--- START SUPPLIED DATA ---

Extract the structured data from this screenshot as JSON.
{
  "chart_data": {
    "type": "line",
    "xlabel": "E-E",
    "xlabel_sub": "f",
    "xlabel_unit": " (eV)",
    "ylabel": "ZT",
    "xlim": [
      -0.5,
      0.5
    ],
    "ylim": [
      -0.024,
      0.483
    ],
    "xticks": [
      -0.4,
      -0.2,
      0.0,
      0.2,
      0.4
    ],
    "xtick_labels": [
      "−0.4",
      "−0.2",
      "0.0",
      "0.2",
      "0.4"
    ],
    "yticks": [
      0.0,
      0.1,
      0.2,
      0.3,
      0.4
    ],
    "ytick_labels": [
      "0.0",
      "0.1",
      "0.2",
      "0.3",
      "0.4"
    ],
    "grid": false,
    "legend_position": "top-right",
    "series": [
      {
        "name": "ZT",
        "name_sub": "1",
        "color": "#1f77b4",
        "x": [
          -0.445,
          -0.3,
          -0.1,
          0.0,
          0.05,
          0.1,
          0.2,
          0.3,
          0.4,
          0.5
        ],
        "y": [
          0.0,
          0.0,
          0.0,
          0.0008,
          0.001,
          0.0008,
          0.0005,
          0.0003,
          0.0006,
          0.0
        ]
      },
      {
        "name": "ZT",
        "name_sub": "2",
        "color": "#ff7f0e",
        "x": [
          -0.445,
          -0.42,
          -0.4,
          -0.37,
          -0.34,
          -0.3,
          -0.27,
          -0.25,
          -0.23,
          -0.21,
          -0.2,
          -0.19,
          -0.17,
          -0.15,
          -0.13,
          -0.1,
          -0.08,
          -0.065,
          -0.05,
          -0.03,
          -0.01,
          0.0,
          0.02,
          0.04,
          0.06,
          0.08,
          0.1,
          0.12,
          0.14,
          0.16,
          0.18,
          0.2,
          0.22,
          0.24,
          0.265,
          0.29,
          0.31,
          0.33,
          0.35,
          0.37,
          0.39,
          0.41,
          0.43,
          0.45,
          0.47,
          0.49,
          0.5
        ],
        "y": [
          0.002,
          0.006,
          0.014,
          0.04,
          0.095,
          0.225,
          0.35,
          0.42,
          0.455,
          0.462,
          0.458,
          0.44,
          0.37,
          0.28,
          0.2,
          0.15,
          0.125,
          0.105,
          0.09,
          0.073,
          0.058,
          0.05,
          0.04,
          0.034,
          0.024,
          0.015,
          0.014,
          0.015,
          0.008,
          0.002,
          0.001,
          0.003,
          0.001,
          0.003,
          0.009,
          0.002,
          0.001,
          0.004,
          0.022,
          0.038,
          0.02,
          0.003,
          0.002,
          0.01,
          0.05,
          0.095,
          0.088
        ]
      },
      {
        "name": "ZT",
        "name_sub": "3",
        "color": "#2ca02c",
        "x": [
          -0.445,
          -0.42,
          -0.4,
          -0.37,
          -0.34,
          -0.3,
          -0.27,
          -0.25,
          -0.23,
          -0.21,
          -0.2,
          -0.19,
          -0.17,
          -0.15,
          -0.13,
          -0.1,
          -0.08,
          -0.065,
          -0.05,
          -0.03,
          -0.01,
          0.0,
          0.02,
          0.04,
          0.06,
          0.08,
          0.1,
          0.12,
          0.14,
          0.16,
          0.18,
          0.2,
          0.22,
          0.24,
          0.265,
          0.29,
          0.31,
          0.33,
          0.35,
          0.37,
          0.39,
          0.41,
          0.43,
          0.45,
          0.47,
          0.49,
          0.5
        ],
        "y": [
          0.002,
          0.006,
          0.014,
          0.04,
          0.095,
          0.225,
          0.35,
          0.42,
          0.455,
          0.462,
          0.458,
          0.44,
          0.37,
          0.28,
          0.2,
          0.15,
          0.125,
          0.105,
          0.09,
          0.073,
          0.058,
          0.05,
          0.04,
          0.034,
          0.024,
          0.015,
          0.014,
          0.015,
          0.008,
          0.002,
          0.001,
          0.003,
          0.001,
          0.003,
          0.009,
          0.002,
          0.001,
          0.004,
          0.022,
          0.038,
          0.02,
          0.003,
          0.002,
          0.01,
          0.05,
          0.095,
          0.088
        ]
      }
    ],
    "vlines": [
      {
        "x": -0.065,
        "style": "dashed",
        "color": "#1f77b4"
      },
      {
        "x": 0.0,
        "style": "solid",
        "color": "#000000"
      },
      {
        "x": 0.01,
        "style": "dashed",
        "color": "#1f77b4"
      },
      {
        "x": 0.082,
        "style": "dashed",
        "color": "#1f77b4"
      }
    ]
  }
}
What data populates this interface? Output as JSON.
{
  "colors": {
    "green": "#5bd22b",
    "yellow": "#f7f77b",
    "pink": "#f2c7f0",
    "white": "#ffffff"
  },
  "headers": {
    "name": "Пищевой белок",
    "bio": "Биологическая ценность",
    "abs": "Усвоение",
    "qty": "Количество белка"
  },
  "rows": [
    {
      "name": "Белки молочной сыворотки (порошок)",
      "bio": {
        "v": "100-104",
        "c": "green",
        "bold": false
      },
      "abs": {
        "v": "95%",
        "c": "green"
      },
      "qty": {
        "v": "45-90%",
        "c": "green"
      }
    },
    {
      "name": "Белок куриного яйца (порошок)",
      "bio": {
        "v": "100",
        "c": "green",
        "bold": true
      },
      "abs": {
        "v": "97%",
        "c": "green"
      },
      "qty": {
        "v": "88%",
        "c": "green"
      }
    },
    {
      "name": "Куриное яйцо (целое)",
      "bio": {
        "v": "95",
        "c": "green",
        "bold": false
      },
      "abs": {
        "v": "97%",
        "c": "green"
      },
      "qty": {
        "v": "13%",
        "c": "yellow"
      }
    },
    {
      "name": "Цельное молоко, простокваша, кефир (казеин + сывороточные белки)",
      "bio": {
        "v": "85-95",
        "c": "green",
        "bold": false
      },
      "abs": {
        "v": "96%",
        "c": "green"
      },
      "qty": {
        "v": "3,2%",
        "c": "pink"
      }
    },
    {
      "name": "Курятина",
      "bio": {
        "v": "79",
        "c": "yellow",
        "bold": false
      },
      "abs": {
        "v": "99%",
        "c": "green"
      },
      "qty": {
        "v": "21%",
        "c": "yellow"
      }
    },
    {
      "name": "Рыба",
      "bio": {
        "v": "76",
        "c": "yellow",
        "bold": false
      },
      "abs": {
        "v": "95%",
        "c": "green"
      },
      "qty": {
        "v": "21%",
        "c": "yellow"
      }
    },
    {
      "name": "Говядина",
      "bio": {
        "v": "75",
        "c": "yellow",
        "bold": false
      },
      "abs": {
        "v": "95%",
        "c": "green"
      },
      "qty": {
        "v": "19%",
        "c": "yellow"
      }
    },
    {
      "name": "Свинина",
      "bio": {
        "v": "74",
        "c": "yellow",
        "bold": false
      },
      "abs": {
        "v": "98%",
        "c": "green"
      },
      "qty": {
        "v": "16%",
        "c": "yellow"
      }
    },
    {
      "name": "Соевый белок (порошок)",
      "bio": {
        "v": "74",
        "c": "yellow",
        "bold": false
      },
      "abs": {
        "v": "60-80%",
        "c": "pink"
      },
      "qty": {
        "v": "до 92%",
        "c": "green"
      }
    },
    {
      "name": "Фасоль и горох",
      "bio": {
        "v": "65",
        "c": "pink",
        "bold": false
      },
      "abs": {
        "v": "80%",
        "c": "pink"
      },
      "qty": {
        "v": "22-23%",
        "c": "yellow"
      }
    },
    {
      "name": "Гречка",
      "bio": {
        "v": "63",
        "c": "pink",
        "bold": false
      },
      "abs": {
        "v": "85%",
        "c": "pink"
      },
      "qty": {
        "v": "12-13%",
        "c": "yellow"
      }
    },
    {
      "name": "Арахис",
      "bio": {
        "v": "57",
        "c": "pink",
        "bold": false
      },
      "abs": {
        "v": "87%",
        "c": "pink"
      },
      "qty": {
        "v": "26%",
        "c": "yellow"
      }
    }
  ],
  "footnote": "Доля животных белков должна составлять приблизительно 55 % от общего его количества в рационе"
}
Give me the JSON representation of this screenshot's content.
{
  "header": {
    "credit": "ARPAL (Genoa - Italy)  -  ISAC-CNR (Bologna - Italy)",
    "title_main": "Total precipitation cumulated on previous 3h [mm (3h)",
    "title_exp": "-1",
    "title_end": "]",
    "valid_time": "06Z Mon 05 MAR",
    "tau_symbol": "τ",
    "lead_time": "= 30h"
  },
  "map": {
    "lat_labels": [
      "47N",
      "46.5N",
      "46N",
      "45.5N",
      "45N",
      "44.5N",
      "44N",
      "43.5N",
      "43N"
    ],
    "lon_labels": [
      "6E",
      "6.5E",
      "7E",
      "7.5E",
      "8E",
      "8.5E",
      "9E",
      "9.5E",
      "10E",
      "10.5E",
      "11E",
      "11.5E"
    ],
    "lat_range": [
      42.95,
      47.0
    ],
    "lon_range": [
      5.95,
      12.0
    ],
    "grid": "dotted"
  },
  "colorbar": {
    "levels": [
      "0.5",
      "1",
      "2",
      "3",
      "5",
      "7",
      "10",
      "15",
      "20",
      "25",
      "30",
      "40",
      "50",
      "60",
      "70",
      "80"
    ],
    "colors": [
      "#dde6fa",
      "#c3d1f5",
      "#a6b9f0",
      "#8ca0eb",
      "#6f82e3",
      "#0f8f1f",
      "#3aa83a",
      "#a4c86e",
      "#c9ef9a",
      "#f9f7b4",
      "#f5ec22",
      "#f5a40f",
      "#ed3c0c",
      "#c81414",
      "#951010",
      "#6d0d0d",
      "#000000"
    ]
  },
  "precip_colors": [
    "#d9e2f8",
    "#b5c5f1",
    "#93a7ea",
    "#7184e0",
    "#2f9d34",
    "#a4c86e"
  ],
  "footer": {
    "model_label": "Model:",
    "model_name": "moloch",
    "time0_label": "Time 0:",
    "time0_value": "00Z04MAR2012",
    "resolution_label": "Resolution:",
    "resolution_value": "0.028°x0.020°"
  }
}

--- END SUPPLIED DATA ---

# WHAT IS NEEDED:
In the listing, find every line containing the word "this" and list it.

# EXPECTED OUTPUT:
Extract the structured data from this screenshot as JSON.
What data populates this interface? Output as JSON.
Give me the JSON representation of this screenshot's content.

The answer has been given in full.